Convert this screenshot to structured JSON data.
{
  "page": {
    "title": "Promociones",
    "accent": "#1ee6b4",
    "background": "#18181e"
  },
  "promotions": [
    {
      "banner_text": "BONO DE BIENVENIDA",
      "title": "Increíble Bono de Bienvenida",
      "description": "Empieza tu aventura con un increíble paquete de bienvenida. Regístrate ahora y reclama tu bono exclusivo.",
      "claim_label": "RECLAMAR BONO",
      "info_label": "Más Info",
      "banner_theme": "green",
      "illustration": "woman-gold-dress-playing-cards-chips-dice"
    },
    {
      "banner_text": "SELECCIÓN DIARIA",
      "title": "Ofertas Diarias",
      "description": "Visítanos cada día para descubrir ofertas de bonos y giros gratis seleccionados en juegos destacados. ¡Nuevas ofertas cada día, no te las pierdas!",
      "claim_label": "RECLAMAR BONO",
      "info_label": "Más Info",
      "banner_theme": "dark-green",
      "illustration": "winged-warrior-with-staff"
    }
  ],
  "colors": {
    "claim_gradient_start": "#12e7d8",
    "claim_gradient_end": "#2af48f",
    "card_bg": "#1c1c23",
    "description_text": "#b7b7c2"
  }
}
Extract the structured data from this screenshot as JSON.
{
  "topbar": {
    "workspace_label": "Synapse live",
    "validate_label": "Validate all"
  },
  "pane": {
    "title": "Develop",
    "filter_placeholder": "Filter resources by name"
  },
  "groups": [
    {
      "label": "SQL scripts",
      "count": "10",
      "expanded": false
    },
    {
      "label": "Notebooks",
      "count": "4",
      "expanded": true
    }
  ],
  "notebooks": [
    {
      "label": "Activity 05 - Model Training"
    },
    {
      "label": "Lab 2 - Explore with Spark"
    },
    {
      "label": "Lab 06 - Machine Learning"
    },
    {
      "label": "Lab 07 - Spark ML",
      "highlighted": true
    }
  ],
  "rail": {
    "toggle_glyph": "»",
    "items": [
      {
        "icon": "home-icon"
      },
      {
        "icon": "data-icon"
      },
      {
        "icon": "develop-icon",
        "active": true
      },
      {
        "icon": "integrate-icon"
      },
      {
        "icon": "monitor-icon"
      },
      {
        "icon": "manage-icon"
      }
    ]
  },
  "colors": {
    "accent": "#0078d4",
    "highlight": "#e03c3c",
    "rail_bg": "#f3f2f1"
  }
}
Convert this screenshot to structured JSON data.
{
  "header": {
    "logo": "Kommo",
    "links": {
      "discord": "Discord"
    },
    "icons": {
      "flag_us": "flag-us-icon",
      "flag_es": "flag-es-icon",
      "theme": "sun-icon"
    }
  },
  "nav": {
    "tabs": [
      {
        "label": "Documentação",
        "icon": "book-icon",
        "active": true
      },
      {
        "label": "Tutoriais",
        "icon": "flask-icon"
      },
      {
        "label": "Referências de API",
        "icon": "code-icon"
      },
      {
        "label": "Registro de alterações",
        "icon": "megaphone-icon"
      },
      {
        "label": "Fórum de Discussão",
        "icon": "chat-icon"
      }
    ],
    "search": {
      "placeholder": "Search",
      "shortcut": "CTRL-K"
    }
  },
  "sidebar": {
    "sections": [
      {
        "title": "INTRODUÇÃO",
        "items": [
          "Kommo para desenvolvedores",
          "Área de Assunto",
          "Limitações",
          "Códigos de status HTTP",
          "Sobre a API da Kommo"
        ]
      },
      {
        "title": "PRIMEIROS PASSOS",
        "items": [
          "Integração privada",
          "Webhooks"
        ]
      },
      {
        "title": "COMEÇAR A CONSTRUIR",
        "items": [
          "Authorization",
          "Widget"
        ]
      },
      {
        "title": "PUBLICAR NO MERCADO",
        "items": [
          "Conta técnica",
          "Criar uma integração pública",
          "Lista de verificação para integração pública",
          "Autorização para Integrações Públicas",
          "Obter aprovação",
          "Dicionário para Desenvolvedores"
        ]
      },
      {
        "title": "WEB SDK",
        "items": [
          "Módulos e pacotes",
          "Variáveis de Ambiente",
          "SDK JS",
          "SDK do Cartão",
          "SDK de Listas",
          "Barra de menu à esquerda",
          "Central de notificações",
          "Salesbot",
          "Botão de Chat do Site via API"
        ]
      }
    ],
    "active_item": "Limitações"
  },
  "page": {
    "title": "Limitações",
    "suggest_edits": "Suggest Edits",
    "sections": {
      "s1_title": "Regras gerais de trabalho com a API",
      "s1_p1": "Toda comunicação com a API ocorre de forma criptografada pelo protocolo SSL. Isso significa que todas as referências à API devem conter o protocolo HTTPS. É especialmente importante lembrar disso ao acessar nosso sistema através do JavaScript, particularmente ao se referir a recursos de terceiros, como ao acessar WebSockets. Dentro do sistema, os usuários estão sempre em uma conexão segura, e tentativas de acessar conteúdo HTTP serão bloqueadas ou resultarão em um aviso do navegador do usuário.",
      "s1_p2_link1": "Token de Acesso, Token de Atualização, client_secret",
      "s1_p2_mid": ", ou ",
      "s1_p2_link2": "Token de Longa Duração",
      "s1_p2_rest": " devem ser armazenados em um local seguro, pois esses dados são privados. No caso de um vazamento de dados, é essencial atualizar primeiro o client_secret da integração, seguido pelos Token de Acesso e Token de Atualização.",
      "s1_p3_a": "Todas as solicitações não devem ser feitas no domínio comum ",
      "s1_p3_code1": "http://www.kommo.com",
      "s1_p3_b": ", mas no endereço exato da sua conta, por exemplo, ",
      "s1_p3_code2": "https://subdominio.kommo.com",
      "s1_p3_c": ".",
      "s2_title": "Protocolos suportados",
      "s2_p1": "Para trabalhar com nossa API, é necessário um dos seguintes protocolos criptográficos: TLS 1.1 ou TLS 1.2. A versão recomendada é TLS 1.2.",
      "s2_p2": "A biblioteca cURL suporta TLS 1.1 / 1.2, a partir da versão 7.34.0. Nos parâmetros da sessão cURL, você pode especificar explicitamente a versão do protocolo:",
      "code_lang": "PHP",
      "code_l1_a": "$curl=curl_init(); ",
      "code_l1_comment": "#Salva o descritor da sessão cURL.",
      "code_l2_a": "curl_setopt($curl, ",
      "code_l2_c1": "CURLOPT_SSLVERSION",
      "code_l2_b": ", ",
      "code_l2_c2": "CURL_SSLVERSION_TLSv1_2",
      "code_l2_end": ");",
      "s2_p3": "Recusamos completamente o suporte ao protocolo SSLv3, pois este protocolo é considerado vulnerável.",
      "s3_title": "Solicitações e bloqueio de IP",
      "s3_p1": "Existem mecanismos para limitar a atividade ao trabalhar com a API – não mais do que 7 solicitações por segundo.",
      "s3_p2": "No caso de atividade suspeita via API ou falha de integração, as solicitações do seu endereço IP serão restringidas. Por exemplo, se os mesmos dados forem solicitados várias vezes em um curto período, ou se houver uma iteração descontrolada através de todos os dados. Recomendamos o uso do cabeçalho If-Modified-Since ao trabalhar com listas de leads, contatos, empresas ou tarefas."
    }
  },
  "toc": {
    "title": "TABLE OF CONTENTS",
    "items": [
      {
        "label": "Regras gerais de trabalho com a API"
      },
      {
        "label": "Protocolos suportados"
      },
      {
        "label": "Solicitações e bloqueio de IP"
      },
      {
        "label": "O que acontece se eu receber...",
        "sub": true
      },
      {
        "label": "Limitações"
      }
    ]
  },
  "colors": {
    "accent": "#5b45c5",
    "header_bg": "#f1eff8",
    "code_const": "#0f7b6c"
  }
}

• • •

### What is expected
Reply with the number of lines in the material above that contain "data", and nothing more.

### Output for this task
4